## WHAT IS BEING ASKED
Write out every line below that includes the word "always".

## GIVEN RECORDS
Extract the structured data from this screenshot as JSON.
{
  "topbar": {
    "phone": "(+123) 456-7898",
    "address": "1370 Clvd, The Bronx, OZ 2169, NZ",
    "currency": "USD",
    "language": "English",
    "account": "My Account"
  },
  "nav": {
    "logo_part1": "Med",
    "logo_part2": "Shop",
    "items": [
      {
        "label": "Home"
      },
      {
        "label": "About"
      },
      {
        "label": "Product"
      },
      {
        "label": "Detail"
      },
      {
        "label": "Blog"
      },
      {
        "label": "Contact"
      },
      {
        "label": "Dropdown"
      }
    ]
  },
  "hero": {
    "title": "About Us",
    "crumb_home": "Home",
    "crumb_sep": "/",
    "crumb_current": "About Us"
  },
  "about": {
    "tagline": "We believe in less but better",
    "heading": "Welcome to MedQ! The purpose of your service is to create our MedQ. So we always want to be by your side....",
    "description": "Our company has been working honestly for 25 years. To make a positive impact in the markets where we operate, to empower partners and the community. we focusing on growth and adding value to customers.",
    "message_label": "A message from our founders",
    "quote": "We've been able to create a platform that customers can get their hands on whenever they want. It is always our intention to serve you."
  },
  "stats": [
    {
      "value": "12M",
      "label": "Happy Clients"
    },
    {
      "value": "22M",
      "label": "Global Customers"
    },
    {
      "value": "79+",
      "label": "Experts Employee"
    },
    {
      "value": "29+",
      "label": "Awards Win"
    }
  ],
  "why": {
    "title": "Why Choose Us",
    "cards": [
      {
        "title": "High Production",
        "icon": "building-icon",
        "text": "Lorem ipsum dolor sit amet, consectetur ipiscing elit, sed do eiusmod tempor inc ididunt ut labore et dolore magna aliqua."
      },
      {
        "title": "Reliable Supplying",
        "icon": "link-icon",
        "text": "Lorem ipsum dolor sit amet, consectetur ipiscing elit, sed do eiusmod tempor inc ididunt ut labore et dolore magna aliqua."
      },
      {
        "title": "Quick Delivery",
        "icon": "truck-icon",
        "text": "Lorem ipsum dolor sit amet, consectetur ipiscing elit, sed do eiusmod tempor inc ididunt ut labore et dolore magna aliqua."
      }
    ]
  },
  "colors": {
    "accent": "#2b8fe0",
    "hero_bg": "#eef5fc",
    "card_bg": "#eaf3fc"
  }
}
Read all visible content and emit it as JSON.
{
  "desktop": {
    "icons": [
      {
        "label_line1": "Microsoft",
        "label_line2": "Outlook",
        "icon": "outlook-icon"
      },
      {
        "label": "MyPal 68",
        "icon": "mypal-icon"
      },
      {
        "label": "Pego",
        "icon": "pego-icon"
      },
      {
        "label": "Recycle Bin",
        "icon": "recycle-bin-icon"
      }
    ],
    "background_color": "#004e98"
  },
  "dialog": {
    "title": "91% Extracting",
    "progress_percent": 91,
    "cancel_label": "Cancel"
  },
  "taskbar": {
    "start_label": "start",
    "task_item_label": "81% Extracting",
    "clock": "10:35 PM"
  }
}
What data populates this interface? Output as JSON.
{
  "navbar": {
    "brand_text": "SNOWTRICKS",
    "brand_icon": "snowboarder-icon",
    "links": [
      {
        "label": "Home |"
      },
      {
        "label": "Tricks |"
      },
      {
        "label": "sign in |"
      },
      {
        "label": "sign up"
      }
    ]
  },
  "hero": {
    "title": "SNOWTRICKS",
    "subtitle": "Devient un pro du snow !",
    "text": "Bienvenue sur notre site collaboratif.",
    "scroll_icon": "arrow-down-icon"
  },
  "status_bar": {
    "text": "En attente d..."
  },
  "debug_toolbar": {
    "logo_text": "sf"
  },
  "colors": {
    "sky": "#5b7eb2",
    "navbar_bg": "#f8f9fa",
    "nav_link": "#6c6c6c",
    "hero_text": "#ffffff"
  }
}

## WRITTEN SOLUTION
    "heading": "Welcome to MedQ! The purpose of your service is to create our MedQ. So we always want to be by your side....",
    "quote": "We've been able to create a platform that customers can get their hands on whenever they want. It is always our intention to serve you."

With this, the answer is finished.